■ Exercise materials:
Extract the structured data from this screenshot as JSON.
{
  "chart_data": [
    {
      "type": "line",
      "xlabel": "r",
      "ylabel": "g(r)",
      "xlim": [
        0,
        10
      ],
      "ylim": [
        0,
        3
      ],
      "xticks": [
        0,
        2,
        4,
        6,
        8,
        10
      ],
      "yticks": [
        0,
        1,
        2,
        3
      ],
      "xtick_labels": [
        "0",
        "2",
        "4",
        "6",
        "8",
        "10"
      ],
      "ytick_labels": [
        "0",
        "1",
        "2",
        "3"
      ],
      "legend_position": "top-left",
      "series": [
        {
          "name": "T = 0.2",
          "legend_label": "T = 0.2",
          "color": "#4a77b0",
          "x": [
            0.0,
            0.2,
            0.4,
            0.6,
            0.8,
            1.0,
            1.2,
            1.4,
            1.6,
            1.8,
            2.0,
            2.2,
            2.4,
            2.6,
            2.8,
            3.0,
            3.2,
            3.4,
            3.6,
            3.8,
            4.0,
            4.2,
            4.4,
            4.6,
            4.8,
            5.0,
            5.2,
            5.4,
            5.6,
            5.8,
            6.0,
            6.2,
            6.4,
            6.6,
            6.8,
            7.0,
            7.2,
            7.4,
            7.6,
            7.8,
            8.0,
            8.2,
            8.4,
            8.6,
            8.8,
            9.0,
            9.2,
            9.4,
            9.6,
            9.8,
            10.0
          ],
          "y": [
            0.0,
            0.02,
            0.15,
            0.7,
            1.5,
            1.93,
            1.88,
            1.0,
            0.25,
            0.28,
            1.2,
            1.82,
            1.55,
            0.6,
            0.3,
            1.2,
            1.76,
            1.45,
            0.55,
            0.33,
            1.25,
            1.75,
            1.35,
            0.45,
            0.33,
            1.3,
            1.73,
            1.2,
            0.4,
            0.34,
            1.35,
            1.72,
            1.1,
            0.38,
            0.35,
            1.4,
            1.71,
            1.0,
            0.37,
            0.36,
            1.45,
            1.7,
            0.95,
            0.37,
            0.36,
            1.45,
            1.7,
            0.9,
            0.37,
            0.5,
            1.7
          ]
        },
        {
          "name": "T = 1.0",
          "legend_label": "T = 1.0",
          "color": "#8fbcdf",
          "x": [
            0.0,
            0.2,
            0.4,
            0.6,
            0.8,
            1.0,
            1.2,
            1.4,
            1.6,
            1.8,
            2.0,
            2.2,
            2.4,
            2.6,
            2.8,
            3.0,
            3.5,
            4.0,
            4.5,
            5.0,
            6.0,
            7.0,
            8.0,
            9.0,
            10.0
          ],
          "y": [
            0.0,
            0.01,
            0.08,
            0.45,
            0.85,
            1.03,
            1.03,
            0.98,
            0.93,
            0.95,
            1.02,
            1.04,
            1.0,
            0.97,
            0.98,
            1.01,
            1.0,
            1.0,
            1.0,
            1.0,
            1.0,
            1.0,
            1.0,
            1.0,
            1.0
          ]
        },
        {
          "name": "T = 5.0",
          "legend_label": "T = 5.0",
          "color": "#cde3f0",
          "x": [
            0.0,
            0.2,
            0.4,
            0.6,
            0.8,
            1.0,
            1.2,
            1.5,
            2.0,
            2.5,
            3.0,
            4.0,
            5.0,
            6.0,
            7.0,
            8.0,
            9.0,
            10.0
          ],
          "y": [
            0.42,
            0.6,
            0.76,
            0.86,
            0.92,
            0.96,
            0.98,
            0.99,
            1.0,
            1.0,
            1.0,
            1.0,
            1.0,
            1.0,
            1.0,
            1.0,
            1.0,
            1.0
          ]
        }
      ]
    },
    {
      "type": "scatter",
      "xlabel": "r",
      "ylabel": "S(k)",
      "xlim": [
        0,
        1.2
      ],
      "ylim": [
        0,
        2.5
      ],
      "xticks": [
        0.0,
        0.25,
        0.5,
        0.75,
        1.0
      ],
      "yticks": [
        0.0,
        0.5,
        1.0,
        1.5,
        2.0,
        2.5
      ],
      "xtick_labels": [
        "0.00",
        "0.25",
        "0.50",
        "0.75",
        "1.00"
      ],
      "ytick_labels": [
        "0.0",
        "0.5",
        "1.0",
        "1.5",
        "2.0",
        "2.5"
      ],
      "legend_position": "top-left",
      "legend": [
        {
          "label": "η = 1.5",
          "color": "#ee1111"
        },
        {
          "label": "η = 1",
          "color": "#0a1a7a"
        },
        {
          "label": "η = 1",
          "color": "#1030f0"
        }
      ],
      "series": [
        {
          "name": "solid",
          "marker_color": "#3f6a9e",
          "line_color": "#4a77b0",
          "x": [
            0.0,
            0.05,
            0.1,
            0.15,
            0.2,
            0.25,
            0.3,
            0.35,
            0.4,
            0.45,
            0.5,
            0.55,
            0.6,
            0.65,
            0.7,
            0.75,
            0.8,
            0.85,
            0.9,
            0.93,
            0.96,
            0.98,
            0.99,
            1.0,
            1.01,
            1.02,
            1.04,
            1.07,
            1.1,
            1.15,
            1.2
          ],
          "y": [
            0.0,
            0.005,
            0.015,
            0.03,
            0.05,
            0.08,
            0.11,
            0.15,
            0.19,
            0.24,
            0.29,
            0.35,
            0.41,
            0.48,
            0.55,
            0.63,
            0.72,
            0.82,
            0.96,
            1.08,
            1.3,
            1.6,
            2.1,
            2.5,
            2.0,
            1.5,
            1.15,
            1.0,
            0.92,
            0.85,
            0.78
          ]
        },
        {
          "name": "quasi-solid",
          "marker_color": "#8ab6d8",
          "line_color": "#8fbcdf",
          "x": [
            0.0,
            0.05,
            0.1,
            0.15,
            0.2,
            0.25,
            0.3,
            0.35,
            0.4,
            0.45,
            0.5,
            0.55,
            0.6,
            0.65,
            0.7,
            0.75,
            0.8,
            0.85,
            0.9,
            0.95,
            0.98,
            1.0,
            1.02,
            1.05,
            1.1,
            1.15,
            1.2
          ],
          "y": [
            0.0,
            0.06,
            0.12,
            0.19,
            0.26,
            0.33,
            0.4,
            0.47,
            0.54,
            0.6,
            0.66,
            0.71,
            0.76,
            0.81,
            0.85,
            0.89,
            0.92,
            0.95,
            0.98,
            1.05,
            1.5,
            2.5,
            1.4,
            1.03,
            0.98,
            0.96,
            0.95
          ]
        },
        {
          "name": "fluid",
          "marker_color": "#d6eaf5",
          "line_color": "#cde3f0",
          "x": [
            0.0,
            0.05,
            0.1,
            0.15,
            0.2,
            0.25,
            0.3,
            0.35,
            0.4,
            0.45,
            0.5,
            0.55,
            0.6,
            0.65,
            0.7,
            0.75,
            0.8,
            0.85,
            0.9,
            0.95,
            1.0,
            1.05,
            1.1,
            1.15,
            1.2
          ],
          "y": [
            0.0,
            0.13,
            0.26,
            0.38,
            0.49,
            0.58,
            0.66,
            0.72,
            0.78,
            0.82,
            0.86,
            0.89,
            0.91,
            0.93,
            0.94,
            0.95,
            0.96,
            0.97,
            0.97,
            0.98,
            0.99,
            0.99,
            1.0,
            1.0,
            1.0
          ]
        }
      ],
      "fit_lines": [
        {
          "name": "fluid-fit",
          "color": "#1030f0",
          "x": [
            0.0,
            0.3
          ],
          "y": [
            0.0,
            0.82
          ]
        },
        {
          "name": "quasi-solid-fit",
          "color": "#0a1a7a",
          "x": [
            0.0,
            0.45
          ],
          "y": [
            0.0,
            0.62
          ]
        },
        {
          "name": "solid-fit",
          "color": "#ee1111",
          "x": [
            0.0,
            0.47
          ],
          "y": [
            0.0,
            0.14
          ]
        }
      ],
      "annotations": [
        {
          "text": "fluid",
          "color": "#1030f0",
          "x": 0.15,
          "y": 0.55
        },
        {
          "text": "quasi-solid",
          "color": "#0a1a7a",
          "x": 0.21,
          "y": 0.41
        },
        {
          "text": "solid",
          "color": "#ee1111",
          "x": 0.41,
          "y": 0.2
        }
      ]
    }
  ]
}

■ The exercise:
Give the count of lines containing "fluid", with no added text.

■ Solution to this exercise:
3